TASK REQUIREMENTS: Read the data and repeat all of it exactly.

═══ RECORD SET

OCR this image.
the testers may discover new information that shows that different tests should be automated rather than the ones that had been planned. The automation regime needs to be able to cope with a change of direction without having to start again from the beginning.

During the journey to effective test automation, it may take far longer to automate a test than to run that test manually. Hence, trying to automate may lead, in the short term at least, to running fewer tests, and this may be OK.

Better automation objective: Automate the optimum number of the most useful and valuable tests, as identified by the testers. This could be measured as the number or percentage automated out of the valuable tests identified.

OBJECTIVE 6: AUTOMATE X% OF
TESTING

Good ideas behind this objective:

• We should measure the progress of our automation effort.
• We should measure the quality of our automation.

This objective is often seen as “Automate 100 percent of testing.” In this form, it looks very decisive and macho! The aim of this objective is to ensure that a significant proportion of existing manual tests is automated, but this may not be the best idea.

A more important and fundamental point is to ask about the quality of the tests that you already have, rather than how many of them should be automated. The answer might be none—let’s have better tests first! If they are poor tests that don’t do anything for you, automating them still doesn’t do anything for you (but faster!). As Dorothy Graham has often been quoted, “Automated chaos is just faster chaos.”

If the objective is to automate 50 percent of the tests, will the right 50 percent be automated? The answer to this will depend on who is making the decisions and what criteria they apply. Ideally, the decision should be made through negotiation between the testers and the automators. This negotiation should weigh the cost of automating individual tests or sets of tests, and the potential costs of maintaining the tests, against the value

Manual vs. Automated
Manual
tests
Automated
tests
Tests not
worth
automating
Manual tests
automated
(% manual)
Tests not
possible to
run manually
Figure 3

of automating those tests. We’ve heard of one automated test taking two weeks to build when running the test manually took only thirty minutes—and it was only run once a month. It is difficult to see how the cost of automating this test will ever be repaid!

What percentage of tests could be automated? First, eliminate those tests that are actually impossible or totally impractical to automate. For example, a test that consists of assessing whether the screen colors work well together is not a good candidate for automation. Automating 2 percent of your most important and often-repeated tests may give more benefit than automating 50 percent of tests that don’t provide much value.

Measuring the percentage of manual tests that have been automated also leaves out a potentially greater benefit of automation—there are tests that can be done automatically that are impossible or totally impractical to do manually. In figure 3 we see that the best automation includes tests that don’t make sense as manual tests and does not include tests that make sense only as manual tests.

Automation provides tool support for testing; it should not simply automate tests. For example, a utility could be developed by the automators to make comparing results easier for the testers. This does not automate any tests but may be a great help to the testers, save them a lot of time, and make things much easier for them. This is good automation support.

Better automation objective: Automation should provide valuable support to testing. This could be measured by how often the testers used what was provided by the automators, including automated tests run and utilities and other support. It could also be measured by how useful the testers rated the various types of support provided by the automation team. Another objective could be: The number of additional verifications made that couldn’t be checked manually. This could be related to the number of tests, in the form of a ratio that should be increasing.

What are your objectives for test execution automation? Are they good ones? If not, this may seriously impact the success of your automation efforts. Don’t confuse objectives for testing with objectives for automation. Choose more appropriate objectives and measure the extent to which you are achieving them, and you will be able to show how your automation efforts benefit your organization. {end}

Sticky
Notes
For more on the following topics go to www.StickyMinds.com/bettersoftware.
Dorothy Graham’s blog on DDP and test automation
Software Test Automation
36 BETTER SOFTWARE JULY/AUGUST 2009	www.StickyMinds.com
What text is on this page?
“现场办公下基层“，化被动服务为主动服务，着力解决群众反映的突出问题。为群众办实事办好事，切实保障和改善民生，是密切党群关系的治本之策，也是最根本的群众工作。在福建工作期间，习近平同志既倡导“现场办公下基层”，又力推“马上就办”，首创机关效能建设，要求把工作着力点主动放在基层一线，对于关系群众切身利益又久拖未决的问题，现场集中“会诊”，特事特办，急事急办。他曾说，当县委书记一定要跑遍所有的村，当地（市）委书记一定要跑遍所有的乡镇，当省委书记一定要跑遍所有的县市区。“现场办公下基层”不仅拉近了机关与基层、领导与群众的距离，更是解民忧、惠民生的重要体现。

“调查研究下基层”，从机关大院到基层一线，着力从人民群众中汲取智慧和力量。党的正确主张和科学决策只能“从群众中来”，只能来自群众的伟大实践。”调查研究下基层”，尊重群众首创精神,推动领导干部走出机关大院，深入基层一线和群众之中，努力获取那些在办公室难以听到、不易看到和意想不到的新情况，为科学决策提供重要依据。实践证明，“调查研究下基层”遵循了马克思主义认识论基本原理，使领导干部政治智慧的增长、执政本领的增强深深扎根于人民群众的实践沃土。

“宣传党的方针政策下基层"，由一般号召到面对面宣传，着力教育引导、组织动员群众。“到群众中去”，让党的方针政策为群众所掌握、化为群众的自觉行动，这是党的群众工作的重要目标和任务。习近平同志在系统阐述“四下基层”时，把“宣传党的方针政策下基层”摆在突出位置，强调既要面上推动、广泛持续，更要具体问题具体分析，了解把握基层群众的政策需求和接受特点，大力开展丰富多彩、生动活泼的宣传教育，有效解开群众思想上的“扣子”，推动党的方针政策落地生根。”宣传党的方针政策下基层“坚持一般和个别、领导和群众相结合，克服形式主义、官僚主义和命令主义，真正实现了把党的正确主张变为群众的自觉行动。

══════

TASK RESULT:
OCR this image.
the testers may discover new information that shows that different tests should be automated rather than the ones that had been planned. The automation regime needs to be able to cope with a change of direction without having to start again from the beginning.

During the journey to effective test automation, it may take far longer to automate a test than to run that test manually. Hence, trying to automate may lead, in the short term at least, to running fewer tests, and this may be OK.

Better automation objective: Automate the optimum number of the most useful and valuable tests, as identified by the testers. This could be measured as the number or percentage automated out of the valuable tests identified.

OBJECTIVE 6: AUTOMATE X% OF
TESTING

Good ideas behind this objective:

• We should measure the progress of our automation effort.
• We should measure the quality of our automation.

This objective is often seen as “Automate 100 percent of testing.” In this form, it looks very decisive and macho! The aim of this objective is to ensure that a significant proportion of existing manual tests is automated, but this may not be the best idea.

A more important and fundamental point is to ask about the quality of the tests that you already have, rather than how many of them should be automated. The answer might be none—let’s have better tests first! If they are poor tests that don’t do anything for you, automating them still doesn’t do anything for you (but faster!). As Dorothy Graham has often been quoted, “Automated chaos is just faster chaos.”

If the objective is to automate 50 percent of the tests, will the right 50 percent be automated? The answer to this will depend on who is making the decisions and what criteria they apply. Ideally, the decision should be made through negotiation between the testers and the automators. This negotiation should weigh the cost of automating individual tests or sets of tests, and the potential costs of maintaining the tests, against the value

Manual vs. Automated
Manual
tests
Automated
tests
Tests not
worth
automating
Manual tests
automated
(% manual)
Tests not
possible to
run manually
Figure 3

of automating those tests. We’ve heard of one automated test taking two weeks to build when running the test manually took only thirty minutes—and it was only run once a month. It is difficult to see how the cost of automating this test will ever be repaid!

What percentage of tests could be automated? First, eliminate those tests that are actually impossible or totally impractical to automate. For example, a test that consists of assessing whether the screen colors work well together is not a good candidate for automation. Automating 2 percent of your most important and often-repeated tests may give more benefit than automating 50 percent of tests that don’t provide much value.

Measuring the percentage of manual tests that have been automated also leaves out a potentially greater benefit of automation—there are tests that can be done automatically that are impossible or totally impractical to do manually. In figure 3 we see that the best automation includes tests that don’t make sense as manual tests and does not include tests that make sense only as manual tests.

Automation provides tool support for testing; it should not simply automate tests. For example, a utility could be developed by the automators to make comparing results easier for the testers. This does not automate any tests but may be a great help to the testers, save them a lot of time, and make things much easier for them. This is good automation support.

Better automation objective: Automation should provide valuable support to testing. This could be measured by how often the testers used what was provided by the automators, including automated tests run and utilities and other support. It could also be measured by how useful the testers rated the various types of support provided by the automation team. Another objective could be: The number of additional verifications made that couldn’t be checked manually. This could be related to the number of tests, in the form of a ratio that should be increasing.

What are your objectives for test execution automation? Are they good ones? If not, this may seriously impact the success of your automation efforts. Don’t confuse objectives for testing with objectives for automation. Choose more appropriate objectives and measure the extent to which you are achieving them, and you will be able to show how your automation efforts benefit your organization. {end}

Sticky
Notes
For more on the following topics go to www.StickyMinds.com/bettersoftware.
Dorothy Graham’s blog on DDP and test automation
Software Test Automation
36 BETTER SOFTWARE JULY/AUGUST 2009	www.StickyMinds.com
What text is on this page?
“现场办公下基层“，化被动服务为主动服务，着力解决群众反映的突出问题。为群众办实事办好事，切实保障和改善民生，是密切党群关系的治本之策，也是最根本的群众工作。在福建工作期间，习近平同志既倡导“现场办公下基层”，又力推“马上就办”，首创机关效能建设，要求把工作着力点主动放在基层一线，对于关系群众切身利益又久拖未决的问题，现场集中“会诊”，特事特办，急事急办。他曾说，当县委书记一定要跑遍所有的村，当地（市）委书记一定要跑遍所有的乡镇，当省委书记一定要跑遍所有的县市区。“现场办公下基层”不仅拉近了机关与基层、领导与群众的距离，更是解民忧、惠民生的重要体现。

“调查研究下基层”，从机关大院到基层一线，着力从人民群众中汲取智慧和力量。党的正确主张和科学决策只能“从群众中来”，只能来自群众的伟大实践。”调查研究下基层”，尊重群众首创精神,推动领导干部走出机关大院，深入基层一线和群众之中，努力获取那些在办公室难以听到、不易看到和意想不到的新情况，为科学决策提供重要依据。实践证明，“调查研究下基层”遵循了马克思主义认识论基本原理，使领导干部政治智慧的增长、执政本领的增强深深扎根于人民群众的实践沃土。

“宣传党的方针政策下基层"，由一般号召到面对面宣传，着力教育引导、组织动员群众。“到群众中去”，让党的方针政策为群众所掌握、化为群众的自觉行动，这是党的群众工作的重要目标和任务。习近平同志在系统阐述“四下基层”时，把“宣传党的方针政策下基层”摆在突出位置，强调既要面上推动、广泛持续，更要具体问题具体分析，了解把握基层群众的政策需求和接受特点，大力开展丰富多彩、生动活泼的宣传教育，有效解开群众思想上的“扣子”，推动党的方针政策落地生根。”宣传党的方针政策下基层“坚持一般和个别、领导和群众相结合，克服形式主义、官僚主义和命令主义，真正实现了把党的正确主张变为群众的自觉行动。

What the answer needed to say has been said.